▶ Exercise goal:
Filter the records below down to lines containing "деятельности".

▶ Data provided:
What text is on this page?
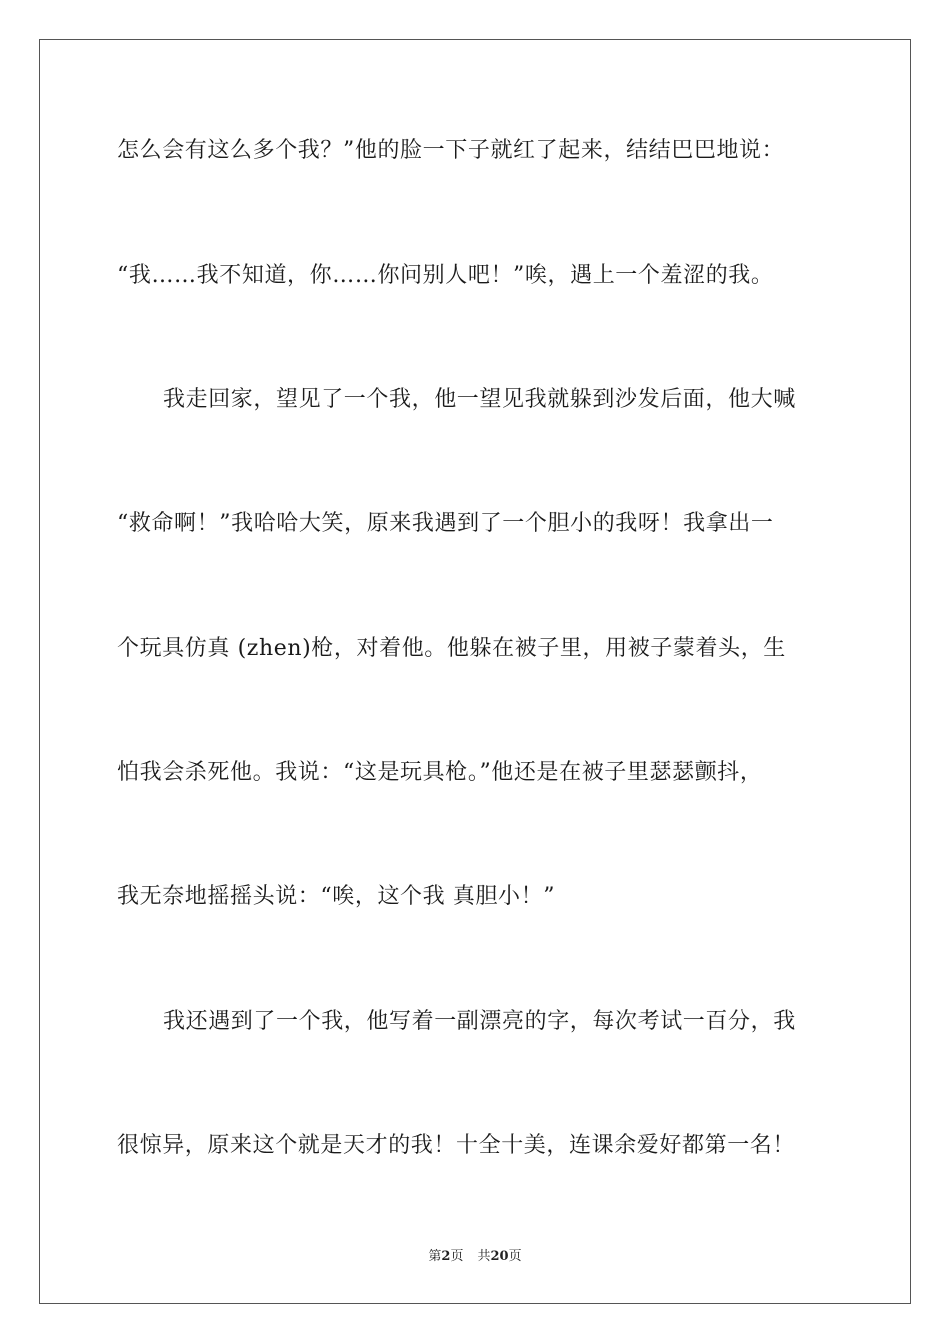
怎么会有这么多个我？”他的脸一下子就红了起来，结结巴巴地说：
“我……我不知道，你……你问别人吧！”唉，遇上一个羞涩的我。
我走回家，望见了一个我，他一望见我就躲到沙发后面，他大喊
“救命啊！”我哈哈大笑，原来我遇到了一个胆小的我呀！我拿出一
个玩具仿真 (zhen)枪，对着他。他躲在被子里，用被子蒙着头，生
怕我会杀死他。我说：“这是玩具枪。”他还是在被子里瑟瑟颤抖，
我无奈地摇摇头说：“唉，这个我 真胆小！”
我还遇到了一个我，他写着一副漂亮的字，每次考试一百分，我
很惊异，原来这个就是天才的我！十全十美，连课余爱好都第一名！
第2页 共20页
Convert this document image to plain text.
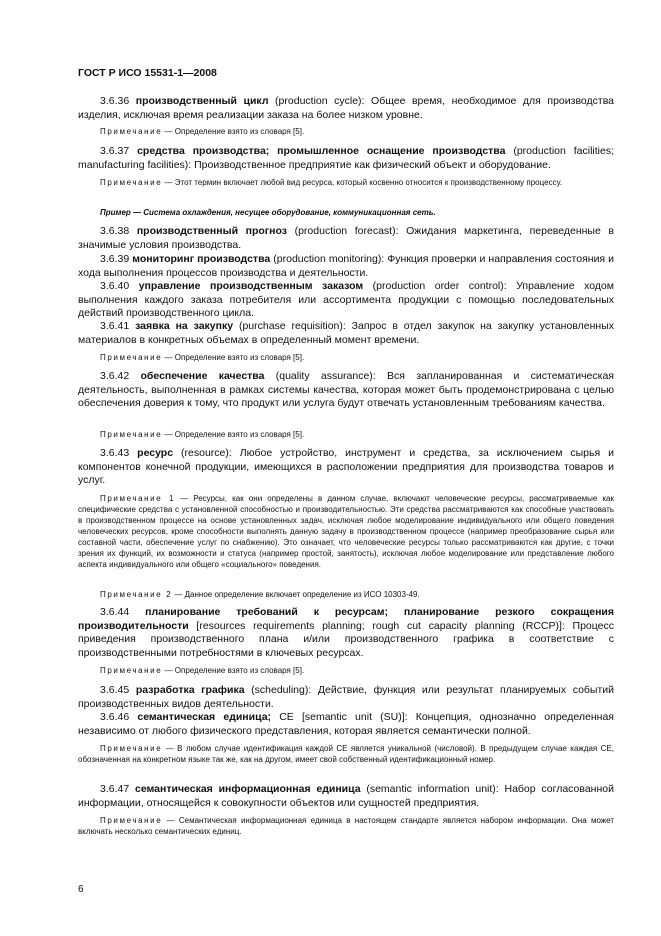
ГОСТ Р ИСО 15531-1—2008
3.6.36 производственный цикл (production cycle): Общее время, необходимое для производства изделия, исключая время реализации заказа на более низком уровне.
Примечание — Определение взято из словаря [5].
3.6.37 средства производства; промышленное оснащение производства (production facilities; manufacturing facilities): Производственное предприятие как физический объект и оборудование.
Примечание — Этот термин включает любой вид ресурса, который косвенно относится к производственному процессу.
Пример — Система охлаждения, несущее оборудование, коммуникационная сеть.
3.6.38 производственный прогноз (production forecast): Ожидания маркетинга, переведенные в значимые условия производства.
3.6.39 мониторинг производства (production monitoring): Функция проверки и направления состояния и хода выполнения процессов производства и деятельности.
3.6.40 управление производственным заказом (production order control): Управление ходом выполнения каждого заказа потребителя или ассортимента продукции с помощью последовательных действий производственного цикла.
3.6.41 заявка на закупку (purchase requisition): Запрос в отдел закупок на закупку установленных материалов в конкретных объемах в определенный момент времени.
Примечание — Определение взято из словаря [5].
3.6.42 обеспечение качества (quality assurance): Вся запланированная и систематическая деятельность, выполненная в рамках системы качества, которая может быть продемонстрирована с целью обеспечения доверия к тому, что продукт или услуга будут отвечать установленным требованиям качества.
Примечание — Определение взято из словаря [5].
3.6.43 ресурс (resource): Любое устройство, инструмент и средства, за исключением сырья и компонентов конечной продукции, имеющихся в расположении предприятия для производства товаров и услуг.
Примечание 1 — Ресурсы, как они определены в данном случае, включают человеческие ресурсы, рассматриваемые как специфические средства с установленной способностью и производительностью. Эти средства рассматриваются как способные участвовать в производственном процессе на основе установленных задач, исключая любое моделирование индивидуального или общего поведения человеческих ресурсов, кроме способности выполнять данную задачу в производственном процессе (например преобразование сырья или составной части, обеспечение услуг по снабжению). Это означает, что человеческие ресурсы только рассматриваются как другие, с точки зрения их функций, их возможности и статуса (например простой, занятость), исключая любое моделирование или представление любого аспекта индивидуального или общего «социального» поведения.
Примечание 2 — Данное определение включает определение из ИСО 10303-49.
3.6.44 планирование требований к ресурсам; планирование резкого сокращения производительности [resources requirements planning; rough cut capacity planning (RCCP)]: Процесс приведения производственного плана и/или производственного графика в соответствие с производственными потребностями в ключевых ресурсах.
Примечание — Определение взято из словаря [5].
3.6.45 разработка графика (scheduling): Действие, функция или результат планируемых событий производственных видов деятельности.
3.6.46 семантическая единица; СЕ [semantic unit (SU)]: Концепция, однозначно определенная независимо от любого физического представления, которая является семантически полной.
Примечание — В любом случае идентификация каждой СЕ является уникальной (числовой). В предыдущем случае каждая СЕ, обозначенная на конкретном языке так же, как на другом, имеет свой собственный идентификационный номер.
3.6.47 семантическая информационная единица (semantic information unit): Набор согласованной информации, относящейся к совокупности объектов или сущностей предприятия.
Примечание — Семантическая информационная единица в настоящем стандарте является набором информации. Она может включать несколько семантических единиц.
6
---
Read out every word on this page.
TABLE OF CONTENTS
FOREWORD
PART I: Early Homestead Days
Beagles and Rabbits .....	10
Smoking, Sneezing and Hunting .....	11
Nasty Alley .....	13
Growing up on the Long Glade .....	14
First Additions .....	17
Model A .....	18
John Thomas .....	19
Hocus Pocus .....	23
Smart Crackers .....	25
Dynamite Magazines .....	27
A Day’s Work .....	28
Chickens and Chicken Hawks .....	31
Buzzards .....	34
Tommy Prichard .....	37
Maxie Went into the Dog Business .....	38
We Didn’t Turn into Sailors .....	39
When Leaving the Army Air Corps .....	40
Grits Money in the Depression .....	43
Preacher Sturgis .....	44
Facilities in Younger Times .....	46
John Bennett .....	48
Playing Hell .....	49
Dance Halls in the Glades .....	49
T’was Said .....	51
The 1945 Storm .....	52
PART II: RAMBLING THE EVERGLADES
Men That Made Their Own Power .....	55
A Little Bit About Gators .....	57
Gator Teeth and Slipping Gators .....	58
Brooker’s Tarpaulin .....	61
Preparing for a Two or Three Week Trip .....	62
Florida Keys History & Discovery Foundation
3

▶ Solved exercise:
3.6.39 мониторинг производства (production monitoring): Функция проверки и направления состояния и хода выполнения процессов производства и деятельности.
3.6.45 разработка графика (scheduling): Действие, функция или результат планируемых событий производственных видов деятельности.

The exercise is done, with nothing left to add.